***** Przekazane dane
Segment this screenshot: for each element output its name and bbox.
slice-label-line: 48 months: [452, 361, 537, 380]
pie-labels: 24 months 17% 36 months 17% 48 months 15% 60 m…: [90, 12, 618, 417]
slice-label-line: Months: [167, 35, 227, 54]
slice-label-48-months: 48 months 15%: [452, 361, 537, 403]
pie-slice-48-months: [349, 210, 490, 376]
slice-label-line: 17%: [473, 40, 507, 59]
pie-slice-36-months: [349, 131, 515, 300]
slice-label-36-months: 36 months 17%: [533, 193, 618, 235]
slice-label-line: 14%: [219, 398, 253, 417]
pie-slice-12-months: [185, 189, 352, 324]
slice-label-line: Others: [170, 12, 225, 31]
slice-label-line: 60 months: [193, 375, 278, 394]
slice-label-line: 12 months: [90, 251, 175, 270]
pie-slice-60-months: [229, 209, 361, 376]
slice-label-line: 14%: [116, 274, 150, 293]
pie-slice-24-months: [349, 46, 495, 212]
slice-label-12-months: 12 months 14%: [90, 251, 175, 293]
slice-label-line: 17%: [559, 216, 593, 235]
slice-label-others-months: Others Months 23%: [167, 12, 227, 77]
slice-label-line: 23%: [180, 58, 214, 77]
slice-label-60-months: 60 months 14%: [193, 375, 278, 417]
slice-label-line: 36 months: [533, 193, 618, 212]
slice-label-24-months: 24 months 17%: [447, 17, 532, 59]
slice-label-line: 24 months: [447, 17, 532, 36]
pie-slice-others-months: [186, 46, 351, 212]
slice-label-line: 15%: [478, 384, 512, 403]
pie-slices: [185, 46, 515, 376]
**********
**Polecenie do wykonania**
Należy przepisać wszystkie powyższe rekordy wiernie, wiersz po wierszu, bez wprowadzania jakichkolwiek zmian.

**Wynik polecenia**
Segment this screenshot: for each element output its name and bbox.
slice-label-line: 48 months: [452, 361, 537, 380]
pie-labels: 24 months 17% 36 months 17% 48 months 15% 60 m…: [90, 12, 618, 417]
slice-label-line: Months: [167, 35, 227, 54]
slice-label-48-months: 48 months 15%: [452, 361, 537, 403]
pie-slice-48-months: [349, 210, 490, 376]
slice-label-line: 17%: [473, 40, 507, 59]
pie-slice-36-months: [349, 131, 515, 300]
slice-label-36-months: 36 months 17%: [533, 193, 618, 235]
slice-label-line: 14%: [219, 398, 253, 417]
pie-slice-12-months: [185, 189, 352, 324]
slice-label-line: Others: [170, 12, 225, 31]
slice-label-line: 60 months: [193, 375, 278, 394]
slice-label-line: 12 months: [90, 251, 175, 270]
pie-slice-60-months: [229, 209, 361, 376]
slice-label-line: 14%: [116, 274, 150, 293]
pie-slice-24-months: [349, 46, 495, 212]
slice-label-12-months: 12 months 14%: [90, 251, 175, 293]
slice-label-line: 17%: [559, 216, 593, 235]
slice-label-others-months: Others Months 23%: [167, 12, 227, 77]
slice-label-line: 23%: [180, 58, 214, 77]
slice-label-60-months: 60 months 14%: [193, 375, 278, 417]
slice-label-line: 36 months: [533, 193, 618, 212]
slice-label-24-months: 24 months 17%: [447, 17, 532, 59]
slice-label-line: 24 months: [447, 17, 532, 36]
pie-slice-others-months: [186, 46, 351, 212]
slice-label-line: 15%: [478, 384, 512, 403]
pie-slices: [185, 46, 515, 376]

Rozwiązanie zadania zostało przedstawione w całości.